#### MATERIALS PROVIDED:

%%

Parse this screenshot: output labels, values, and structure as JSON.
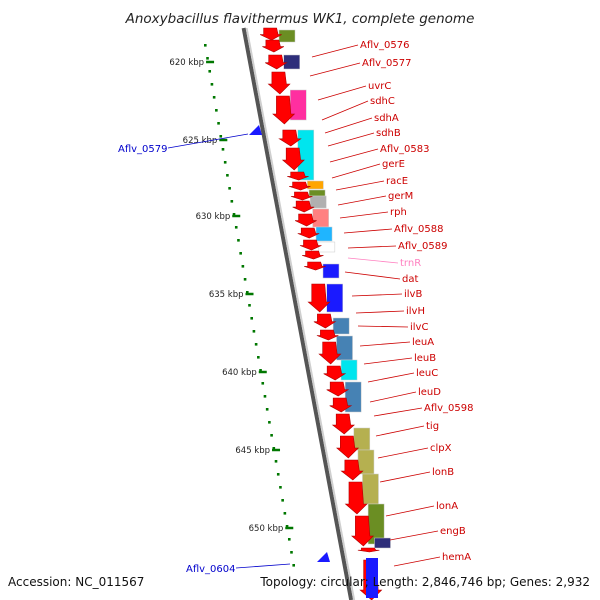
{
  "title": "Anoxybacillus flavithermus WK1, complete genome",
  "footer": {
    "accession": "Accession: NC_011567",
    "summary": "Topology: circular; Length: 2,846,746 bp; Genes: 2,932"
  },
  "colors": {
    "forward_gene": "#ff0000",
    "reverse_gene": "#1a1aff",
    "rna_label": "#ff80c0",
    "forward_label": "#cc0000",
    "reverse_label": "#0000cc",
    "tick": "#007700",
    "backbone": "#888888"
  },
  "ticks": [
    {
      "label": "620 kbp",
      "kbp": 620
    },
    {
      "label": "625 kbp",
      "kbp": 625
    },
    {
      "label": "630 kbp",
      "kbp": 630
    },
    {
      "label": "635 kbp",
      "kbp": 635
    },
    {
      "label": "640 kbp",
      "kbp": 640
    },
    {
      "label": "645 kbp",
      "kbp": 645
    },
    {
      "label": "650 kbp",
      "kbp": 650
    }
  ],
  "cog_colors": [
    "#6b8e23",
    "#2e2e7a",
    "#ff2fa0",
    "#00e5ee",
    "#ffa500",
    "#6b8e23",
    "#b0b0b0",
    "#ff8080",
    "#1fb5ff",
    "#ffffff",
    "#1a1aff",
    "#1a1aff",
    "#4682b4",
    "#4682b4",
    "#00e5ee",
    "#4682b4",
    "#b5b050",
    "#b5b050",
    "#b5b050"
  ],
  "forward_genes": [
    {
      "name": "Aflv_0576"
    },
    {
      "name": "Aflv_0577"
    },
    {
      "name": "uvrC"
    },
    {
      "name": "sdhC"
    },
    {
      "name": "sdhA"
    },
    {
      "name": "sdhB"
    },
    {
      "name": "Aflv_0583"
    },
    {
      "name": "gerE"
    },
    {
      "name": "racE"
    },
    {
      "name": "gerM"
    },
    {
      "name": "rph"
    },
    {
      "name": "Aflv_0588"
    },
    {
      "name": "Aflv_0589"
    },
    {
      "name": "trnR",
      "kind": "rna"
    },
    {
      "name": "dat"
    },
    {
      "name": "ilvB"
    },
    {
      "name": "ilvH"
    },
    {
      "name": "ilvC"
    },
    {
      "name": "leuA"
    },
    {
      "name": "leuB"
    },
    {
      "name": "leuC"
    },
    {
      "name": "leuD"
    },
    {
      "name": "Aflv_0598"
    },
    {
      "name": "tig"
    },
    {
      "name": "clpX"
    },
    {
      "name": "lonB"
    },
    {
      "name": "lonA"
    },
    {
      "name": "engB"
    },
    {
      "name": "hemA"
    }
  ],
  "reverse_genes": [
    {
      "name": "Aflv_0579"
    },
    {
      "name": "Aflv_0604"
    }
  ]
}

%%

#### WHAT YOU HAVE TO DO:
No pictures should appear in the copy, and each record above is to be returned exactly.

#### RESPONSE:
Parse this screenshot: output labels, values, and structure as JSON.
{
  "title": "Anoxybacillus flavithermus WK1, complete genome",
  "footer": {
    "accession": "Accession: NC_011567",
    "summary": "Topology: circular; Length: 2,846,746 bp; Genes: 2,932"
  },
  "colors": {
    "forward_gene": "#ff0000",
    "reverse_gene": "#1a1aff",
    "rna_label": "#ff80c0",
    "forward_label": "#cc0000",
    "reverse_label": "#0000cc",
    "tick": "#007700",
    "backbone": "#888888"
  },
  "ticks": [
    {
      "label": "620 kbp",
      "kbp": 620
    },
    {
      "label": "625 kbp",
      "kbp": 625
    },
    {
      "label": "630 kbp",
      "kbp": 630
    },
    {
      "label": "635 kbp",
      "kbp": 635
    },
    {
      "label": "640 kbp",
      "kbp": 640
    },
    {
      "label": "645 kbp",
      "kbp": 645
    },
    {
      "label": "650 kbp",
      "kbp": 650
    }
  ],
  "cog_colors": [
    "#6b8e23",
    "#2e2e7a",
    "#ff2fa0",
    "#00e5ee",
    "#ffa500",
    "#6b8e23",
    "#b0b0b0",
    "#ff8080",
    "#1fb5ff",
    "#ffffff",
    "#1a1aff",
    "#1a1aff",
    "#4682b4",
    "#4682b4",
    "#00e5ee",
    "#4682b4",
    "#b5b050",
    "#b5b050",
    "#b5b050"
  ],
  "forward_genes": [
    {
      "name": "Aflv_0576"
    },
    {
      "name": "Aflv_0577"
    },
    {
      "name": "uvrC"
    },
    {
      "name": "sdhC"
    },
    {
      "name": "sdhA"
    },
    {
      "name": "sdhB"
    },
    {
      "name": "Aflv_0583"
    },
    {
      "name": "gerE"
    },
    {
      "name": "racE"
    },
    {
      "name": "gerM"
    },
    {
      "name": "rph"
    },
    {
      "name": "Aflv_0588"
    },
    {
      "name": "Aflv_0589"
    },
    {
      "name": "trnR",
      "kind": "rna"
    },
    {
      "name": "dat"
    },
    {
      "name": "ilvB"
    },
    {
      "name": "ilvH"
    },
    {
      "name": "ilvC"
    },
    {
      "name": "leuA"
    },
    {
      "name": "leuB"
    },
    {
      "name": "leuC"
    },
    {
      "name": "leuD"
    },
    {
      "name": "Aflv_0598"
    },
    {
      "name": "tig"
    },
    {
      "name": "clpX"
    },
    {
      "name": "lonB"
    },
    {
      "name": "lonA"
    },
    {
      "name": "engB"
    },
    {
      "name": "hemA"
    }
  ],
  "reverse_genes": [
    {
      "name": "Aflv_0579"
    },
    {
      "name": "Aflv_0604"
    }
  ]
}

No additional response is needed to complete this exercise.